### DATASET RECORDS ###

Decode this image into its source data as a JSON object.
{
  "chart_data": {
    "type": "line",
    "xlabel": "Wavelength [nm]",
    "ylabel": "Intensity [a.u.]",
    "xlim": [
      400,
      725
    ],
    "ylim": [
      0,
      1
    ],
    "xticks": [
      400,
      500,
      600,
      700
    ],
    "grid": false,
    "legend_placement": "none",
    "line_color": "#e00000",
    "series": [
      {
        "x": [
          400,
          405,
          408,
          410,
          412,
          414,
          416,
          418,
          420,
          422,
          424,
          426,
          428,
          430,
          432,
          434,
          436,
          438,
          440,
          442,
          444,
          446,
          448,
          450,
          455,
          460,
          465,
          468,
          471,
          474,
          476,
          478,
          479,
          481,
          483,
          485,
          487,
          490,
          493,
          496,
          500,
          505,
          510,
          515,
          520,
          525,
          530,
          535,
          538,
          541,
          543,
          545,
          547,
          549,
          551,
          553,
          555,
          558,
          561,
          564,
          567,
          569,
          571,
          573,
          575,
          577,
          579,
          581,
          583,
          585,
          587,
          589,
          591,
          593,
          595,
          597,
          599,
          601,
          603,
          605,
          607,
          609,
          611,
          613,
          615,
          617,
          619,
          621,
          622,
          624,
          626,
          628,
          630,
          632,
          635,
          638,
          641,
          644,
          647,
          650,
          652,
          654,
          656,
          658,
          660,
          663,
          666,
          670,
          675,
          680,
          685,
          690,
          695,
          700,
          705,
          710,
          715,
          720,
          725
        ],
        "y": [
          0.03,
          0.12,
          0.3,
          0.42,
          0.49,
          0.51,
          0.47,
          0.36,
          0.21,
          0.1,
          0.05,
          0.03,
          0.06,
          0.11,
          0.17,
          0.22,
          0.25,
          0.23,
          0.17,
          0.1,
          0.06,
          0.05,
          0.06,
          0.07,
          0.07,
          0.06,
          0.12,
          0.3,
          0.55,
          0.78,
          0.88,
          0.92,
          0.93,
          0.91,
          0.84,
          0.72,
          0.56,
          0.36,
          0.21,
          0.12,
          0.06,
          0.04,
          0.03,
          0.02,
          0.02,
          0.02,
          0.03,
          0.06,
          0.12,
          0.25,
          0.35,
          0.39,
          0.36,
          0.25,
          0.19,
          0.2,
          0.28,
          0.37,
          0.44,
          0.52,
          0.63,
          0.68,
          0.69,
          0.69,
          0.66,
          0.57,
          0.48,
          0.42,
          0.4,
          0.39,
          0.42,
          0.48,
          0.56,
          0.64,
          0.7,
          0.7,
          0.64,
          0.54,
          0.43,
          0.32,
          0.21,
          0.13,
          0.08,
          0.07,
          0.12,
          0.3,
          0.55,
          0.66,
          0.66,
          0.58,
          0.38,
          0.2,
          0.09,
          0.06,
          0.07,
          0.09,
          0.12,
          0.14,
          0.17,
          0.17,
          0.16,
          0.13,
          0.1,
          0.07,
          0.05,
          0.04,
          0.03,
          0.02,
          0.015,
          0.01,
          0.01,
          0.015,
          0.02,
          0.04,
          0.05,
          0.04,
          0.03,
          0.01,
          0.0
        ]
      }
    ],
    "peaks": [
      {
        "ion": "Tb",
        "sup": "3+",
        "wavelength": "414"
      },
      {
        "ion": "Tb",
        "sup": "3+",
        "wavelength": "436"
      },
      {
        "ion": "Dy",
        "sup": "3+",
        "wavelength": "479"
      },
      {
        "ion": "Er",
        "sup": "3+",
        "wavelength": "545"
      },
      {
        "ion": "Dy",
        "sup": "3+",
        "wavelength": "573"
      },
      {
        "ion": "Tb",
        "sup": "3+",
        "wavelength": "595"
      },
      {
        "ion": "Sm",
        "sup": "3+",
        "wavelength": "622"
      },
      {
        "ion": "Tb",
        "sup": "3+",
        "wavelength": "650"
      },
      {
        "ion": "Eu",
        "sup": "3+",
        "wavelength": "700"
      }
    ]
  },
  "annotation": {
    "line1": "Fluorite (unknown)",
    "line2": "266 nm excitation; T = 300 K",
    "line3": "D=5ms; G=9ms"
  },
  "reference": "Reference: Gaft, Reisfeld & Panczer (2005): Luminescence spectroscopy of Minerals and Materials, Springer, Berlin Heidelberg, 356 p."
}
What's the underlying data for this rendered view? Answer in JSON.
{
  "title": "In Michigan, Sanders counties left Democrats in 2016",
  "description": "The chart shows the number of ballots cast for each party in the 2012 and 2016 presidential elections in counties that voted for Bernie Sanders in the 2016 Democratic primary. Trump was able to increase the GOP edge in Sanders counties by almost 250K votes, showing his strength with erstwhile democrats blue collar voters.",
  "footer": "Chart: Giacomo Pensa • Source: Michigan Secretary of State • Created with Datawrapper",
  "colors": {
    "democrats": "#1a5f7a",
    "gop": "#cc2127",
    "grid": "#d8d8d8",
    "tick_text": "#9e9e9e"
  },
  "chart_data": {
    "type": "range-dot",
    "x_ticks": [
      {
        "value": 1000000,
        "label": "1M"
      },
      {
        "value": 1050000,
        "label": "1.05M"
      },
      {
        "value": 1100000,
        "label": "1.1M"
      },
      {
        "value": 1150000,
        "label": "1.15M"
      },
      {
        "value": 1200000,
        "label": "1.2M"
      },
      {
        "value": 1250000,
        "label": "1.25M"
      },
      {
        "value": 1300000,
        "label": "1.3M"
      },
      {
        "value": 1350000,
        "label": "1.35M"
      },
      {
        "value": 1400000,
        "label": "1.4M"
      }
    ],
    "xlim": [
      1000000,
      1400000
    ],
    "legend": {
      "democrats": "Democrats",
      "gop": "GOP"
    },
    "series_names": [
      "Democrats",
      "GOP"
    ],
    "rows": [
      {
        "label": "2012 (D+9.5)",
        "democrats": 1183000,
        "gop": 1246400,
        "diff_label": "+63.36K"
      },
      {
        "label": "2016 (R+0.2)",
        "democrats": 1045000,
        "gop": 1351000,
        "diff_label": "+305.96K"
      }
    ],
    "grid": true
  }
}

###

WHAT TO DO: Produce an exact copy of all the records.

RESULT BELOW:
Decode this image into its source data as a JSON object.
{
  "chart_data": {
    "type": "line",
    "xlabel": "Wavelength [nm]",
    "ylabel": "Intensity [a.u.]",
    "xlim": [
      400,
      725
    ],
    "ylim": [
      0,
      1
    ],
    "xticks": [
      400,
      500,
      600,
      700
    ],
    "grid": false,
    "legend_placement": "none",
    "line_color": "#e00000",
    "series": [
      {
        "x": [
          400,
          405,
          408,
          410,
          412,
          414,
          416,
          418,
          420,
          422,
          424,
          426,
          428,
          430,
          432,
          434,
          436,
          438,
          440,
          442,
          444,
          446,
          448,
          450,
          455,
          460,
          465,
          468,
          471,
          474,
          476,
          478,
          479,
          481,
          483,
          485,
          487,
          490,
          493,
          496,
          500,
          505,
          510,
          515,
          520,
          525,
          530,
          535,
          538,
          541,
          543,
          545,
          547,
          549,
          551,
          553,
          555,
          558,
          561,
          564,
          567,
          569,
          571,
          573,
          575,
          577,
          579,
          581,
          583,
          585,
          587,
          589,
          591,
          593,
          595,
          597,
          599,
          601,
          603,
          605,
          607,
          609,
          611,
          613,
          615,
          617,
          619,
          621,
          622,
          624,
          626,
          628,
          630,
          632,
          635,
          638,
          641,
          644,
          647,
          650,
          652,
          654,
          656,
          658,
          660,
          663,
          666,
          670,
          675,
          680,
          685,
          690,
          695,
          700,
          705,
          710,
          715,
          720,
          725
        ],
        "y": [
          0.03,
          0.12,
          0.3,
          0.42,
          0.49,
          0.51,
          0.47,
          0.36,
          0.21,
          0.1,
          0.05,
          0.03,
          0.06,
          0.11,
          0.17,
          0.22,
          0.25,
          0.23,
          0.17,
          0.1,
          0.06,
          0.05,
          0.06,
          0.07,
          0.07,
          0.06,
          0.12,
          0.3,
          0.55,
          0.78,
          0.88,
          0.92,
          0.93,
          0.91,
          0.84,
          0.72,
          0.56,
          0.36,
          0.21,
          0.12,
          0.06,
          0.04,
          0.03,
          0.02,
          0.02,
          0.02,
          0.03,
          0.06,
          0.12,
          0.25,
          0.35,
          0.39,
          0.36,
          0.25,
          0.19,
          0.2,
          0.28,
          0.37,
          0.44,
          0.52,
          0.63,
          0.68,
          0.69,
          0.69,
          0.66,
          0.57,
          0.48,
          0.42,
          0.4,
          0.39,
          0.42,
          0.48,
          0.56,
          0.64,
          0.7,
          0.7,
          0.64,
          0.54,
          0.43,
          0.32,
          0.21,
          0.13,
          0.08,
          0.07,
          0.12,
          0.3,
          0.55,
          0.66,
          0.66,
          0.58,
          0.38,
          0.2,
          0.09,
          0.06,
          0.07,
          0.09,
          0.12,
          0.14,
          0.17,
          0.17,
          0.16,
          0.13,
          0.1,
          0.07,
          0.05,
          0.04,
          0.03,
          0.02,
          0.015,
          0.01,
          0.01,
          0.015,
          0.02,
          0.04,
          0.05,
          0.04,
          0.03,
          0.01,
          0.0
        ]
      }
    ],
    "peaks": [
      {
        "ion": "Tb",
        "sup": "3+",
        "wavelength": "414"
      },
      {
        "ion": "Tb",
        "sup": "3+",
        "wavelength": "436"
      },
      {
        "ion": "Dy",
        "sup": "3+",
        "wavelength": "479"
      },
      {
        "ion": "Er",
        "sup": "3+",
        "wavelength": "545"
      },
      {
        "ion": "Dy",
        "sup": "3+",
        "wavelength": "573"
      },
      {
        "ion": "Tb",
        "sup": "3+",
        "wavelength": "595"
      },
      {
        "ion": "Sm",
        "sup": "3+",
        "wavelength": "622"
      },
      {
        "ion": "Tb",
        "sup": "3+",
        "wavelength": "650"
      },
      {
        "ion": "Eu",
        "sup": "3+",
        "wavelength": "700"
      }
    ]
  },
  "annotation": {
    "line1": "Fluorite (unknown)",
    "line2": "266 nm excitation; T = 300 K",
    "line3": "D=5ms; G=9ms"
  },
  "reference": "Reference: Gaft, Reisfeld & Panczer (2005): Luminescence spectroscopy of Minerals and Materials, Springer, Berlin Heidelberg, 356 p."
}
What's the underlying data for this rendered view? Answer in JSON.
{
  "title": "In Michigan, Sanders counties left Democrats in 2016",
  "description": "The chart shows the number of ballots cast for each party in the 2012 and 2016 presidential elections in counties that voted for Bernie Sanders in the 2016 Democratic primary. Trump was able to increase the GOP edge in Sanders counties by almost 250K votes, showing his strength with erstwhile democrats blue collar voters.",
  "footer": "Chart: Giacomo Pensa • Source: Michigan Secretary of State • Created with Datawrapper",
  "colors": {
    "democrats": "#1a5f7a",
    "gop": "#cc2127",
    "grid": "#d8d8d8",
    "tick_text": "#9e9e9e"
  },
  "chart_data": {
    "type": "range-dot",
    "x_ticks": [
      {
        "value": 1000000,
        "label": "1M"
      },
      {
        "value": 1050000,
        "label": "1.05M"
      },
      {
        "value": 1100000,
        "label": "1.1M"
      },
      {
        "value": 1150000,
        "label": "1.15M"
      },
      {
        "value": 1200000,
        "label": "1.2M"
      },
      {
        "value": 1250000,
        "label": "1.25M"
      },
      {
        "value": 1300000,
        "label": "1.3M"
      },
      {
        "value": 1350000,
        "label": "1.35M"
      },
      {
        "value": 1400000,
        "label": "1.4M"
      }
    ],
    "xlim": [
      1000000,
      1400000
    ],
    "legend": {
      "democrats": "Democrats",
      "gop": "GOP"
    },
    "series_names": [
      "Democrats",
      "GOP"
    ],
    "rows": [
      {
        "label": "2012 (D+9.5)",
        "democrats": 1183000,
        "gop": 1246400,
        "diff_label": "+63.36K"
      },
      {
        "label": "2016 (R+0.2)",
        "democrats": 1045000,
        "gop": 1351000,
        "diff_label": "+305.96K"
      }
    ],
    "grid": true
  }
}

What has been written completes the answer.